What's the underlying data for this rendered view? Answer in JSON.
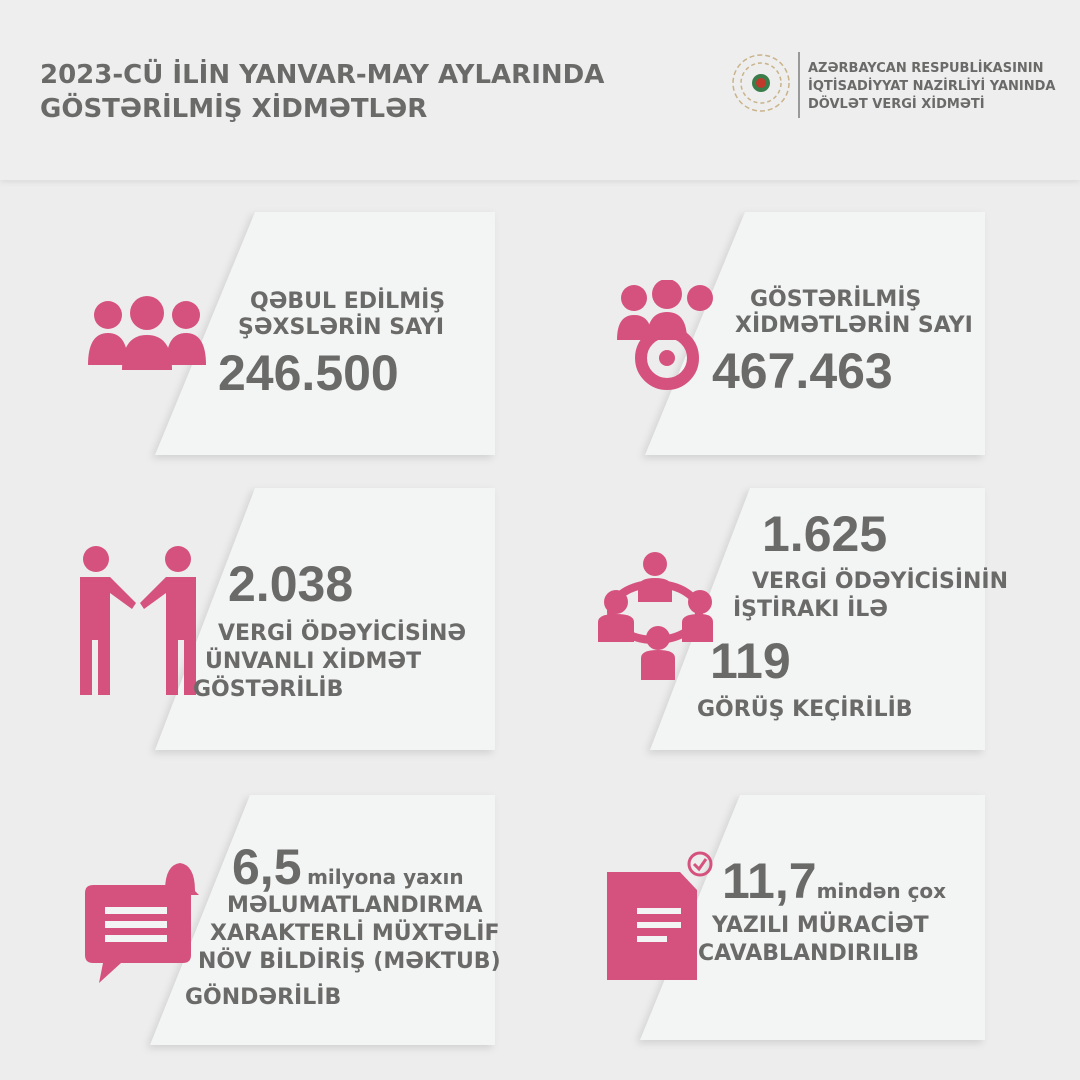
{
  "header": {
    "title_line1": "2023-CÜ İLİN YANVAR-MAY AYLARINDA",
    "title_line2": "GÖSTƏRİLMİŞ XİDMƏTLƏR",
    "org_line1": "AZƏRBAYCAN RESPUBLİKASININ",
    "org_line2": "İQTİSADİYYAT NAZİRLİYİ YANINDA",
    "org_line3": "DÖVLƏT VERGİ XİDMƏTİ"
  },
  "colors": {
    "accent": "#d6527e",
    "text": "#6a6a68",
    "background": "#ededed",
    "panel": "#f3f4f4"
  },
  "cards": [
    {
      "icon": "people-group-icon",
      "label1": "QƏBUL EDİLMİŞ",
      "label2": "ŞƏXSLƏRİN SAYI",
      "value": "246.500"
    },
    {
      "icon": "people-gear-icon",
      "label1": "GÖSTƏRİLMİŞ",
      "label2": "XİDMƏTLƏRİN SAYI",
      "value": "467.463"
    },
    {
      "icon": "handshake-icon",
      "value": "2.038",
      "label1": "VERGİ ÖDƏYİCİSİNƏ",
      "label2": "ÜNVANLI XİDMƏT",
      "label3": "GÖSTƏRİLİB"
    },
    {
      "icon": "meeting-circle-icon",
      "value": "1.625",
      "label1": "VERGİ ÖDƏYİCİSİNİN",
      "label2": "İŞTİRAKI İLƏ",
      "value2": "119",
      "label3": "GÖRÜŞ KEÇİRİLİB"
    },
    {
      "icon": "notification-message-icon",
      "value": "6,5",
      "suffix": "milyona yaxın",
      "label1": "MƏLUMATLANDIRMA",
      "label2": "XARAKTERLİ MÜXTƏLİF",
      "label3": "NÖV BİLDİRİŞ (MƏKTUB)",
      "label4": "GÖNDƏRİLİB"
    },
    {
      "icon": "document-check-icon",
      "value": "11,7",
      "suffix": "mindən çox",
      "label1": "YAZILI MÜRACİƏT",
      "label2": "CAVABLANDIRILIB"
    }
  ]
}
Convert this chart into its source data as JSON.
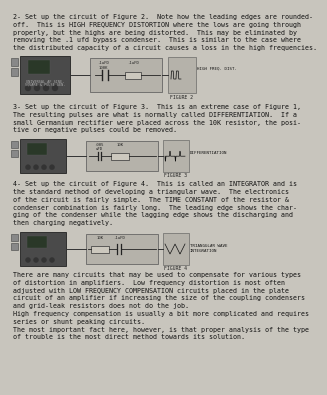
{
  "bg_color": "#c8c5bd",
  "text_color": "#111111",
  "section1_text": [
    "2- Set up the circuit of Figure 2.  Note how the leading edges are rounded-",
    "off.  This is HIGH FREQUENCY DISTORTION where the lows are going through",
    "properly, but the highs are being distorted.  This may be eliminated by",
    "removing the .1 ufd bypass condenser.  This is similar to the case where",
    "the distributed capacity of a circuit causes a loss in the high frequencies."
  ],
  "section2_text": [
    "3- Set up the circuit of Figure 3.  This is an extreme case of Figure 1,",
    "The resulting pulses are what is normally called DIFFERENTIATION.  If a",
    "small Germanium rectifier were placed across the 10K resistor, the posi-",
    "tive or negative pulses could be removed."
  ],
  "section3_text": [
    "4- Set up the circuit of Figure 4.  This is called an INTEGRATOR and is",
    "the standard method of developing a triangular wave.  The electronics",
    "of the circuit is fairly simple.  The TIME CONSTANT of the resistor &",
    "condenser combination is fairly long.  The leading edge shows the char-",
    "ging of the condenser while the lagging edge shows the discharging and",
    "then charging negatively."
  ],
  "section4_text": [
    "There are many circuits that may be used to compensate for various types",
    "of distortion in amplifiers.  Low frequency distortion is most often",
    "adjusted with LOW FREQUENCY COMPENSATION circuits placed in the plate",
    "circuit of an amplifier if increasing the size of the coupling condensers",
    "and grid-leak resistors does not do the job.",
    "High frequency compensation is usually a bit more complicated and requires",
    "series or shunt peaking circuits.",
    "The most important fact here, however, is that proper analysis of the type",
    "of trouble is the most direct method towards its solution."
  ],
  "fig2_label": "FIGURE 2",
  "fig3_label": "FIGURE 3",
  "fig4_label": "FIGURE 4",
  "fig2_output_label": "HIGH FREQ. DIST.",
  "fig3_output_label": "DIFFERENTIATION",
  "fig4_output_label": "TRIANGULAR WAVE\nINTEGRATION"
}
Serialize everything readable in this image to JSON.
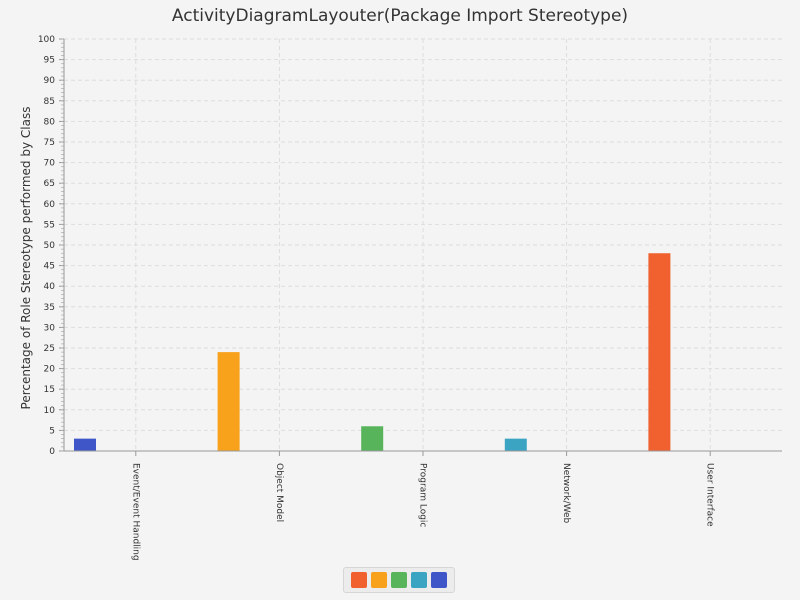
{
  "chart_data": {
    "type": "bar",
    "title": "ActivityDiagramLayouter(Package Import Stereotype)",
    "xlabel": "",
    "ylabel": "Percentage of Role Stereotype performed by Class",
    "ylim": [
      0,
      100
    ],
    "yticks": [
      0,
      5,
      10,
      15,
      20,
      25,
      30,
      35,
      40,
      45,
      50,
      55,
      60,
      65,
      70,
      75,
      80,
      85,
      90,
      95,
      100
    ],
    "ytick_labels": [
      "0",
      "5",
      "10",
      "15",
      "20",
      "25",
      "30",
      "35",
      "40",
      "45",
      "50",
      "55",
      "60",
      "65",
      "70",
      "75",
      "80",
      "85",
      "90",
      "95",
      "100"
    ],
    "grid": true,
    "legend_position": "bottom",
    "categories": [
      "Event/Event Handling",
      "Object Model",
      "Program Logic",
      "Network/Web",
      "User Interface"
    ],
    "series": [
      {
        "color": "#f0612f",
        "values": [
          0,
          0,
          0,
          0,
          48
        ]
      },
      {
        "color": "#f8a11b",
        "values": [
          0,
          24,
          0,
          0,
          0
        ]
      },
      {
        "color": "#57b45a",
        "values": [
          0,
          0,
          6,
          0,
          0
        ]
      },
      {
        "color": "#3ba4c3",
        "values": [
          0,
          0,
          0,
          3,
          0
        ]
      },
      {
        "color": "#3f56c9",
        "values": [
          3,
          0,
          0,
          0,
          0
        ]
      }
    ],
    "bars": [
      {
        "category_index": 0,
        "series_index": 4,
        "value": 3
      },
      {
        "category_index": 1,
        "series_index": 1,
        "value": 24
      },
      {
        "category_index": 2,
        "series_index": 2,
        "value": 6
      },
      {
        "category_index": 3,
        "series_index": 3,
        "value": 3
      },
      {
        "category_index": 4,
        "series_index": 0,
        "value": 48
      }
    ]
  }
}
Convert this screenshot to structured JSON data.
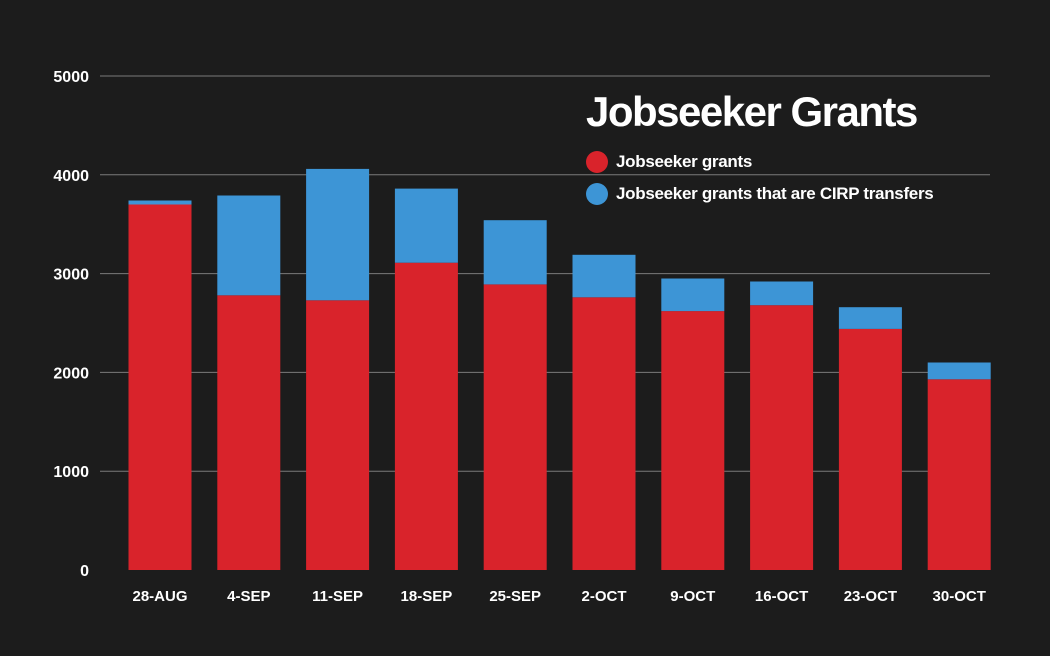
{
  "chart_data": {
    "type": "bar",
    "stacked": true,
    "title": "Jobseeker Grants",
    "xlabel": "",
    "ylabel": "",
    "ylim": [
      0,
      5000
    ],
    "yticks": [
      0,
      1000,
      2000,
      3000,
      4000,
      5000
    ],
    "grid": true,
    "legend_position": "top-right",
    "categories": [
      "28-AUG",
      "4-SEP",
      "11-SEP",
      "18-SEP",
      "25-SEP",
      "2-OCT",
      "9-OCT",
      "16-OCT",
      "23-OCT",
      "30-OCT"
    ],
    "series": [
      {
        "name": "Jobseeker grants",
        "color": "#d9232b",
        "values": [
          3700,
          2780,
          2730,
          3110,
          2890,
          2760,
          2620,
          2680,
          2440,
          1930
        ]
      },
      {
        "name": "Jobseeker grants that are CIRP transfers",
        "color": "#3d95d6",
        "values": [
          40,
          1010,
          1330,
          750,
          650,
          430,
          330,
          240,
          220,
          170
        ]
      }
    ]
  },
  "colors": {
    "background": "#1c1c1c",
    "grid": "#7a7a7a",
    "text": "#ffffff"
  }
}
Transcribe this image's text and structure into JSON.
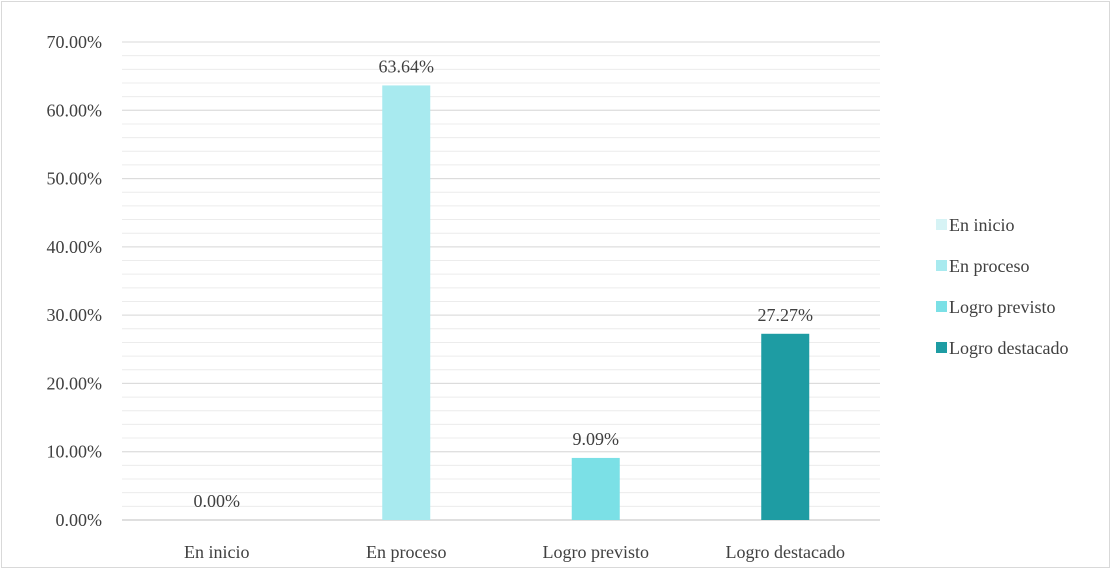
{
  "chart_data": {
    "type": "bar",
    "categories": [
      "En inicio",
      "En proceso",
      "Logro previsto",
      "Logro destacado"
    ],
    "values": [
      0.0,
      63.64,
      9.09,
      27.27
    ],
    "data_labels": [
      "0.00%",
      "63.64%",
      "9.09%",
      "27.27%"
    ],
    "colors": [
      "#d6f3f5",
      "#a8eaef",
      "#7be0e6",
      "#1e9ca3"
    ],
    "ylim": [
      0,
      70
    ],
    "yticks": [
      0,
      10,
      20,
      30,
      40,
      50,
      60,
      70
    ],
    "ytick_labels": [
      "0.00%",
      "10.00%",
      "20.00%",
      "30.00%",
      "40.00%",
      "50.00%",
      "60.00%",
      "70.00%"
    ],
    "legend": {
      "position": "right",
      "entries": [
        "En inicio",
        "En proceso",
        "Logro previsto",
        "Logro destacado"
      ]
    },
    "grid": true,
    "gridline_color": "#d9d9d9",
    "title": "",
    "xlabel": "",
    "ylabel": ""
  }
}
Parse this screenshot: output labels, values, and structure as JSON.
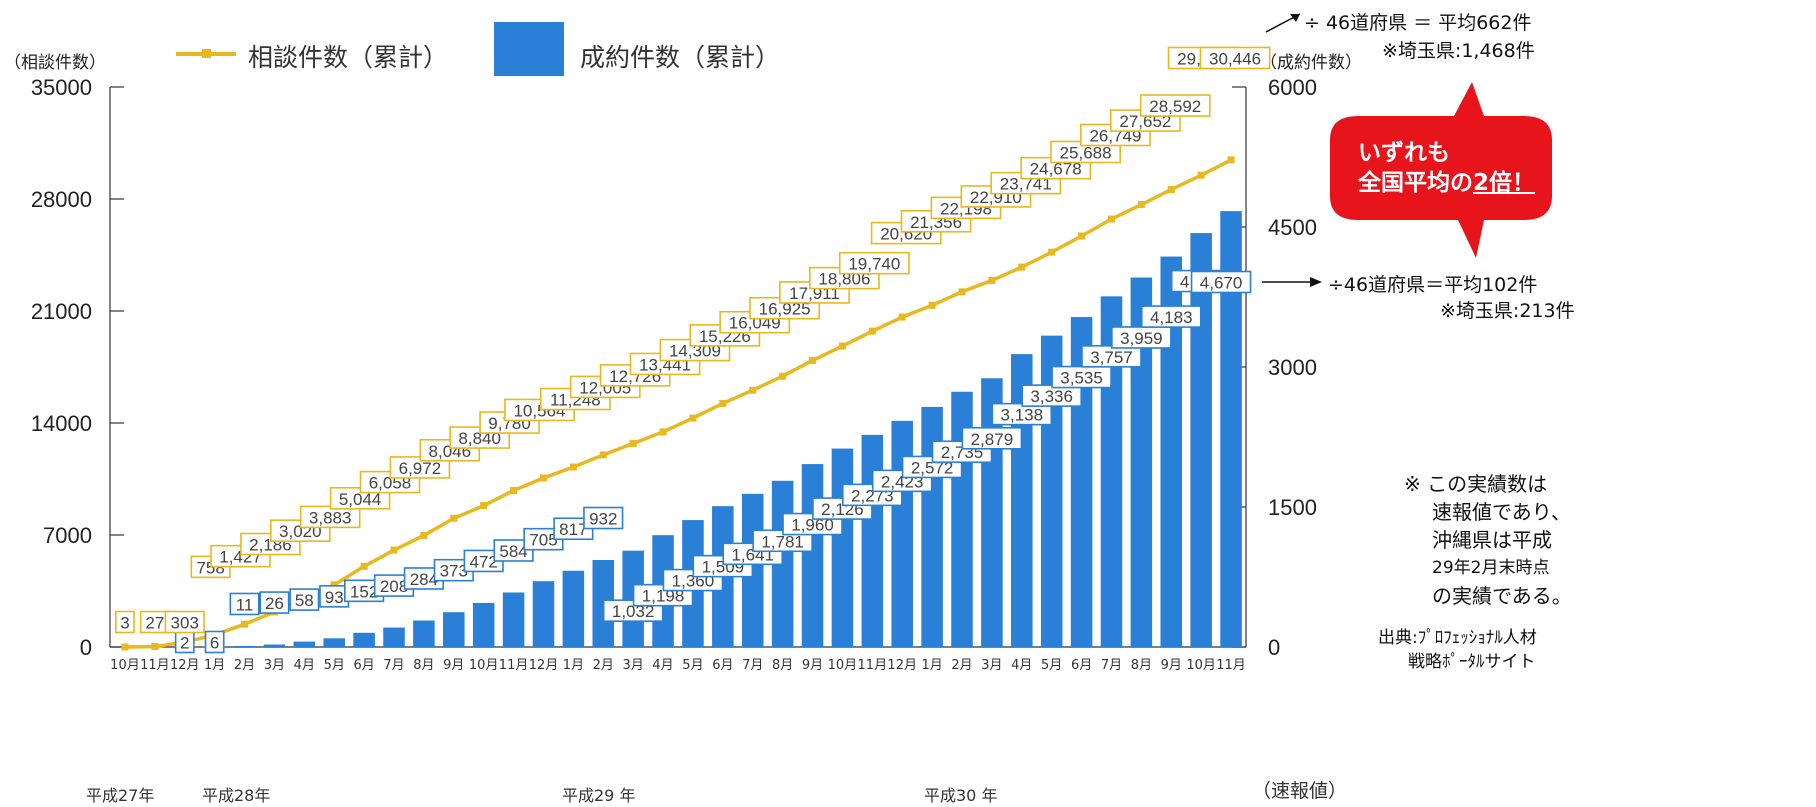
{
  "left_axis_title": "（相談件数）",
  "right_axis_title": "（成約件数）",
  "legend": {
    "line_label": "相談件数（累計）",
    "bar_label": "成約件数（累計）"
  },
  "annotations": {
    "top_right_line1": "÷ 46道府県 ＝ 平均662件",
    "top_right_line2": "※埼玉県:1,468件",
    "mid_right_line1": "÷46道府県＝平均102件",
    "mid_right_line2": "※埼玉県:213件",
    "callout_line1": "いずれも",
    "callout_line2a": "全国平均の",
    "callout_line2b": "2倍！",
    "note_lines": [
      "※ この実績数は",
      "速報値であり、",
      "沖縄県は平成",
      "29年2月末時点",
      "の実績である。"
    ],
    "source_line1": "出典:ﾌﾟﾛﾌｪｯｼｮﾅﾙ人材",
    "source_line2": "戦略ﾎﾟｰﾀﾙサイト",
    "preliminary_label": "（速報値）",
    "era_labels": [
      "平成27年",
      "平成28年",
      "平成29 年",
      "平成30 年"
    ]
  },
  "colors": {
    "line": "#E8B81E",
    "bar": "#2A7FD6",
    "callout": "#E8141C"
  },
  "chart_data": {
    "type": "bar",
    "categories": [
      "10月",
      "11月",
      "12月",
      "1月",
      "2月",
      "3月",
      "4月",
      "5月",
      "6月",
      "7月",
      "8月",
      "9月",
      "10月",
      "11月",
      "12月",
      "1月",
      "2月",
      "3月",
      "4月",
      "5月",
      "6月",
      "7月",
      "8月",
      "9月",
      "10月",
      "11月",
      "12月",
      "1月",
      "2月",
      "3月",
      "4月",
      "5月",
      "6月",
      "7月",
      "8月",
      "9月",
      "10月",
      "11月"
    ],
    "series": [
      {
        "name": "相談件数（累計）",
        "type": "line",
        "axis": "left",
        "values": [
          3,
          27,
          303,
          758,
          1427,
          2186,
          3020,
          3883,
          5044,
          6058,
          6972,
          8046,
          8840,
          9780,
          10564,
          11248,
          12005,
          12726,
          13441,
          14309,
          15226,
          16049,
          16925,
          17911,
          18806,
          19740,
          20620,
          21356,
          22198,
          22910,
          23741,
          24678,
          25688,
          26749,
          27652,
          28592,
          29488,
          30446
        ]
      },
      {
        "name": "成約件数（累計）",
        "type": "bar",
        "axis": "right",
        "values": [
          0,
          0,
          2,
          6,
          11,
          26,
          58,
          93,
          152,
          208,
          284,
          373,
          472,
          584,
          705,
          817,
          932,
          1032,
          1198,
          1360,
          1509,
          1641,
          1781,
          1960,
          2126,
          2273,
          2423,
          2572,
          2735,
          2879,
          3138,
          3336,
          3535,
          3757,
          3959,
          4183,
          4435,
          4670
        ]
      }
    ],
    "y_left_ticks": [
      "35000",
      "28000",
      "21000",
      "14000",
      "7000",
      "0"
    ],
    "y_right_ticks": [
      "6000",
      "4500",
      "3000",
      "1500",
      "0"
    ],
    "y_left_range": [
      0,
      35000
    ],
    "y_right_range": [
      0,
      6000
    ],
    "line_label_texts": [
      "3",
      "27",
      "303",
      "758",
      "1,427",
      "2,186",
      "3,020",
      "3,883",
      "5,044",
      "6,058",
      "6,972",
      "8,046",
      "8,840",
      "9,780",
      "10,564",
      "11,248",
      "12,005",
      "12,726",
      "13,441",
      "14,309",
      "15,226",
      "16,049",
      "16,925",
      "17,911",
      "18,806",
      "19,740",
      "20,620",
      "21,356",
      "22,198",
      "22,910",
      "23,741",
      "24,678",
      "25,688",
      "26,749",
      "27,652",
      "28,592",
      "29,488",
      "30,446"
    ],
    "bar_label_texts": [
      "",
      "",
      "2",
      "6",
      "11",
      "26",
      "58",
      "93",
      "152",
      "208",
      "284",
      "373",
      "472",
      "584",
      "705",
      "817",
      "932",
      "1,032",
      "1,198",
      "1,360",
      "1,509",
      "1,641",
      "1,781",
      "1,960",
      "2,126",
      "2,273",
      "2,423",
      "2,572",
      "2,735",
      "2,879",
      "3,138",
      "3,336",
      "3,535",
      "3,757",
      "3,959",
      "4,183",
      "4,435",
      "4,670"
    ],
    "legend_position": "top-left",
    "grid": false
  }
}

::::

Reply with nothing but the number of lines that contain the word "成約件数".

◆ Written response ◆
3